(Stored entries)
####################
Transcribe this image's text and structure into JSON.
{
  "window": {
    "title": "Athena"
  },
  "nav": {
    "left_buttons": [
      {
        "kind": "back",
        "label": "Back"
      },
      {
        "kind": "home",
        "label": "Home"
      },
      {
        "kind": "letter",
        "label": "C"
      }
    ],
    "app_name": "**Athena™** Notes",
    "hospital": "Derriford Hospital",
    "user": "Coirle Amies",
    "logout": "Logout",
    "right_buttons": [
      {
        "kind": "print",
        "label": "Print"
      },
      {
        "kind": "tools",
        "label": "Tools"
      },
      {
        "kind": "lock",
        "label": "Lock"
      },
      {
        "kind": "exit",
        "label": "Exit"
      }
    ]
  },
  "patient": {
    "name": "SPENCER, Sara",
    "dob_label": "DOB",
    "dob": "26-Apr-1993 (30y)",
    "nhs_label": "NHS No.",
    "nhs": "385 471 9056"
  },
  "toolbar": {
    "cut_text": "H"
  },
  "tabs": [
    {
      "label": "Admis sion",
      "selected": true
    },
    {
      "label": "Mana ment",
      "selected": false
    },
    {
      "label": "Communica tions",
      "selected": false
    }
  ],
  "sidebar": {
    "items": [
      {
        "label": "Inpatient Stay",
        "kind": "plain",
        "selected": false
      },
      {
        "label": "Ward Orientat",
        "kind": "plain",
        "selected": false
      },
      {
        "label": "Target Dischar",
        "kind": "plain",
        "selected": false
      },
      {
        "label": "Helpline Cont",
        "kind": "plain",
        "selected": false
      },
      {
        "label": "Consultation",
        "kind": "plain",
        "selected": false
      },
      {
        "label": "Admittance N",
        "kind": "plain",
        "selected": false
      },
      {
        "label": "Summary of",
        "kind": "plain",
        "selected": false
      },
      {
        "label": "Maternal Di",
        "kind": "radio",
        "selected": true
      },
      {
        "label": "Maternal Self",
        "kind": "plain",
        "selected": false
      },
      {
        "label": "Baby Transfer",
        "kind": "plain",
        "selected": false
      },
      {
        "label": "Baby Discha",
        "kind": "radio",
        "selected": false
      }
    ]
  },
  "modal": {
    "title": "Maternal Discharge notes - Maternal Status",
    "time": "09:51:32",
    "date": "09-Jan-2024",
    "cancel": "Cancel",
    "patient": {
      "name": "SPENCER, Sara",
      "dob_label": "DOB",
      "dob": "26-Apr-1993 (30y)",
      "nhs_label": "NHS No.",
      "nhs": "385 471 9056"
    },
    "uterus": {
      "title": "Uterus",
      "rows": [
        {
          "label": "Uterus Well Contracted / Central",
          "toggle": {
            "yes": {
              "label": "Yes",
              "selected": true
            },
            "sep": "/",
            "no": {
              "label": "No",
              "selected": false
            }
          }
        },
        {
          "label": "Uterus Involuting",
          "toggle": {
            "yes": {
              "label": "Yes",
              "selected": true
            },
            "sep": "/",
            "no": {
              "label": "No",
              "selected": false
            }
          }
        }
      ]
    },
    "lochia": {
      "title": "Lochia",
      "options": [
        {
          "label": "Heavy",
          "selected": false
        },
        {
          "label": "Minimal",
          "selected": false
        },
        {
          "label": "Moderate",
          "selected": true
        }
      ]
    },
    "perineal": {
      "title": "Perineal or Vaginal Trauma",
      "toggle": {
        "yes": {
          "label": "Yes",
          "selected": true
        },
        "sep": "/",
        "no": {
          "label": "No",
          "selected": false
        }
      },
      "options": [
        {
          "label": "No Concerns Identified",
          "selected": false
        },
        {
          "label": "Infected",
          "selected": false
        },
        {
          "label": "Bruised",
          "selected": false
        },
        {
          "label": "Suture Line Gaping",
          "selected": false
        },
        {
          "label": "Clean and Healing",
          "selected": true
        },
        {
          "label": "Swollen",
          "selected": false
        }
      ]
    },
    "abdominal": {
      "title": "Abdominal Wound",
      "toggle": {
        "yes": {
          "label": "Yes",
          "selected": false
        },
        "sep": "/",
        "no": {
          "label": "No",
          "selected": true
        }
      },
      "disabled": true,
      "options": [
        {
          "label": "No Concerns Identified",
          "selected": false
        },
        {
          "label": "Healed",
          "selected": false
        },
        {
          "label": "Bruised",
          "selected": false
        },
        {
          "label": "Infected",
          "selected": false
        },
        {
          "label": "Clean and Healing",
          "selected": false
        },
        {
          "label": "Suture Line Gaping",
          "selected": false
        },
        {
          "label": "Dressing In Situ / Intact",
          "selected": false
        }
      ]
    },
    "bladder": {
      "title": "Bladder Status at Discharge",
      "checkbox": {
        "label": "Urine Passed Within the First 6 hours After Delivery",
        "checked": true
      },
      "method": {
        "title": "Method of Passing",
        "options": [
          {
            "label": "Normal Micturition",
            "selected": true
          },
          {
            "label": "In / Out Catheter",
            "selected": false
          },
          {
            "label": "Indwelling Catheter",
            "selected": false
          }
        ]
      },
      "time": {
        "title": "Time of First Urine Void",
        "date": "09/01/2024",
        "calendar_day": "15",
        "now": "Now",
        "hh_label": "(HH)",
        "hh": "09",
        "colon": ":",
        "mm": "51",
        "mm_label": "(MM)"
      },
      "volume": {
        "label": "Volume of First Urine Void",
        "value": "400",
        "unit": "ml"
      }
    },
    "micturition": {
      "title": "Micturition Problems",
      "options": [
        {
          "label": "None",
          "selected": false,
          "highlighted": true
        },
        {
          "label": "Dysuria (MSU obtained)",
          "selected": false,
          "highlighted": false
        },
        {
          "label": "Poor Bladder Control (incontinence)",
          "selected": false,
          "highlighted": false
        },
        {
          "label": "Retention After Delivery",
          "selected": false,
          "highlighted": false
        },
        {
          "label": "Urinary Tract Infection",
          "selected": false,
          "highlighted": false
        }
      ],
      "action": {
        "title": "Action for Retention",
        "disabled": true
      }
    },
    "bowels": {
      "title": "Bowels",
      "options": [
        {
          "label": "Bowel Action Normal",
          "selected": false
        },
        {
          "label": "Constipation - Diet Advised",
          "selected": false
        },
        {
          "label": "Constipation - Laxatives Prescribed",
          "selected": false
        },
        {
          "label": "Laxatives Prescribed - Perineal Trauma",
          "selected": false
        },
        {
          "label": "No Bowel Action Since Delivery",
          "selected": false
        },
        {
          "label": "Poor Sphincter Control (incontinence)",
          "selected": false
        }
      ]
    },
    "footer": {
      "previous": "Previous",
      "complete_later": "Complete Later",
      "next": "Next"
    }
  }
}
####################
Written instruction ->
Retype the records in full. Keep every line identical to the original.

Output for this task ->
Transcribe this image's text and structure into JSON.
{
  "window": {
    "title": "Athena"
  },
  "nav": {
    "left_buttons": [
      {
        "kind": "back",
        "label": "Back"
      },
      {
        "kind": "home",
        "label": "Home"
      },
      {
        "kind": "letter",
        "label": "C"
      }
    ],
    "app_name": "**Athena™** Notes",
    "hospital": "Derriford Hospital",
    "user": "Coirle Amies",
    "logout": "Logout",
    "right_buttons": [
      {
        "kind": "print",
        "label": "Print"
      },
      {
        "kind": "tools",
        "label": "Tools"
      },
      {
        "kind": "lock",
        "label": "Lock"
      },
      {
        "kind": "exit",
        "label": "Exit"
      }
    ]
  },
  "patient": {
    "name": "SPENCER, Sara",
    "dob_label": "DOB",
    "dob": "26-Apr-1993 (30y)",
    "nhs_label": "NHS No.",
    "nhs": "385 471 9056"
  },
  "toolbar": {
    "cut_text": "H"
  },
  "tabs": [
    {
      "label": "Admis sion",
      "selected": true
    },
    {
      "label": "Mana ment",
      "selected": false
    },
    {
      "label": "Communica tions",
      "selected": false
    }
  ],
  "sidebar": {
    "items": [
      {
        "label": "Inpatient Stay",
        "kind": "plain",
        "selected": false
      },
      {
        "label": "Ward Orientat",
        "kind": "plain",
        "selected": false
      },
      {
        "label": "Target Dischar",
        "kind": "plain",
        "selected": false
      },
      {
        "label": "Helpline Cont",
        "kind": "plain",
        "selected": false
      },
      {
        "label": "Consultation",
        "kind": "plain",
        "selected": false
      },
      {
        "label": "Admittance N",
        "kind": "plain",
        "selected": false
      },
      {
        "label": "Summary of",
        "kind": "plain",
        "selected": false
      },
      {
        "label": "Maternal Di",
        "kind": "radio",
        "selected": true
      },
      {
        "label": "Maternal Self",
        "kind": "plain",
        "selected": false
      },
      {
        "label": "Baby Transfer",
        "kind": "plain",
        "selected": false
      },
      {
        "label": "Baby Discha",
        "kind": "radio",
        "selected": false
      }
    ]
  },
  "modal": {
    "title": "Maternal Discharge notes - Maternal Status",
    "time": "09:51:32",
    "date": "09-Jan-2024",
    "cancel": "Cancel",
    "patient": {
      "name": "SPENCER, Sara",
      "dob_label": "DOB",
      "dob": "26-Apr-1993 (30y)",
      "nhs_label": "NHS No.",
      "nhs": "385 471 9056"
    },
    "uterus": {
      "title": "Uterus",
      "rows": [
        {
          "label": "Uterus Well Contracted / Central",
          "toggle": {
            "yes": {
              "label": "Yes",
              "selected": true
            },
            "sep": "/",
            "no": {
              "label": "No",
              "selected": false
            }
          }
        },
        {
          "label": "Uterus Involuting",
          "toggle": {
            "yes": {
              "label": "Yes",
              "selected": true
            },
            "sep": "/",
            "no": {
              "label": "No",
              "selected": false
            }
          }
        }
      ]
    },
    "lochia": {
      "title": "Lochia",
      "options": [
        {
          "label": "Heavy",
          "selected": false
        },
        {
          "label": "Minimal",
          "selected": false
        },
        {
          "label": "Moderate",
          "selected": true
        }
      ]
    },
    "perineal": {
      "title": "Perineal or Vaginal Trauma",
      "toggle": {
        "yes": {
          "label": "Yes",
          "selected": true
        },
        "sep": "/",
        "no": {
          "label": "No",
          "selected": false
        }
      },
      "options": [
        {
          "label": "No Concerns Identified",
          "selected": false
        },
        {
          "label": "Infected",
          "selected": false
        },
        {
          "label": "Bruised",
          "selected": false
        },
        {
          "label": "Suture Line Gaping",
          "selected": false
        },
        {
          "label": "Clean and Healing",
          "selected": true
        },
        {
          "label": "Swollen",
          "selected": false
        }
      ]
    },
    "abdominal": {
      "title": "Abdominal Wound",
      "toggle": {
        "yes": {
          "label": "Yes",
          "selected": false
        },
        "sep": "/",
        "no": {
          "label": "No",
          "selected": true
        }
      },
      "disabled": true,
      "options": [
        {
          "label": "No Concerns Identified",
          "selected": false
        },
        {
          "label": "Healed",
          "selected": false
        },
        {
          "label": "Bruised",
          "selected": false
        },
        {
          "label": "Infected",
          "selected": false
        },
        {
          "label": "Clean and Healing",
          "selected": false
        },
        {
          "label": "Suture Line Gaping",
          "selected": false
        },
        {
          "label": "Dressing In Situ / Intact",
          "selected": false
        }
      ]
    },
    "bladder": {
      "title": "Bladder Status at Discharge",
      "checkbox": {
        "label": "Urine Passed Within the First 6 hours After Delivery",
        "checked": true
      },
      "method": {
        "title": "Method of Passing",
        "options": [
          {
            "label": "Normal Micturition",
            "selected": true
          },
          {
            "label": "In / Out Catheter",
            "selected": false
          },
          {
            "label": "Indwelling Catheter",
            "selected": false
          }
        ]
      },
      "time": {
        "title": "Time of First Urine Void",
        "date": "09/01/2024",
        "calendar_day": "15",
        "now": "Now",
        "hh_label": "(HH)",
        "hh": "09",
        "colon": ":",
        "mm": "51",
        "mm_label": "(MM)"
      },
      "volume": {
        "label": "Volume of First Urine Void",
        "value": "400",
        "unit": "ml"
      }
    },
    "micturition": {
      "title": "Micturition Problems",
      "options": [
        {
          "label": "None",
          "selected": false,
          "highlighted": true
        },
        {
          "label": "Dysuria (MSU obtained)",
          "selected": false,
          "highlighted": false
        },
        {
          "label": "Poor Bladder Control (incontinence)",
          "selected": false,
          "highlighted": false
        },
        {
          "label": "Retention After Delivery",
          "selected": false,
          "highlighted": false
        },
        {
          "label": "Urinary Tract Infection",
          "selected": false,
          "highlighted": false
        }
      ],
      "action": {
        "title": "Action for Retention",
        "disabled": true
      }
    },
    "bowels": {
      "title": "Bowels",
      "options": [
        {
          "label": "Bowel Action Normal",
          "selected": false
        },
        {
          "label": "Constipation - Diet Advised",
          "selected": false
        },
        {
          "label": "Constipation - Laxatives Prescribed",
          "selected": false
        },
        {
          "label": "Laxatives Prescribed - Perineal Trauma",
          "selected": false
        },
        {
          "label": "No Bowel Action Since Delivery",
          "selected": false
        },
        {
          "label": "Poor Sphincter Control (incontinence)",
          "selected": false
        }
      ]
    },
    "footer": {
      "previous": "Previous",
      "complete_later": "Complete Later",
      "next": "Next"
    }
  }
}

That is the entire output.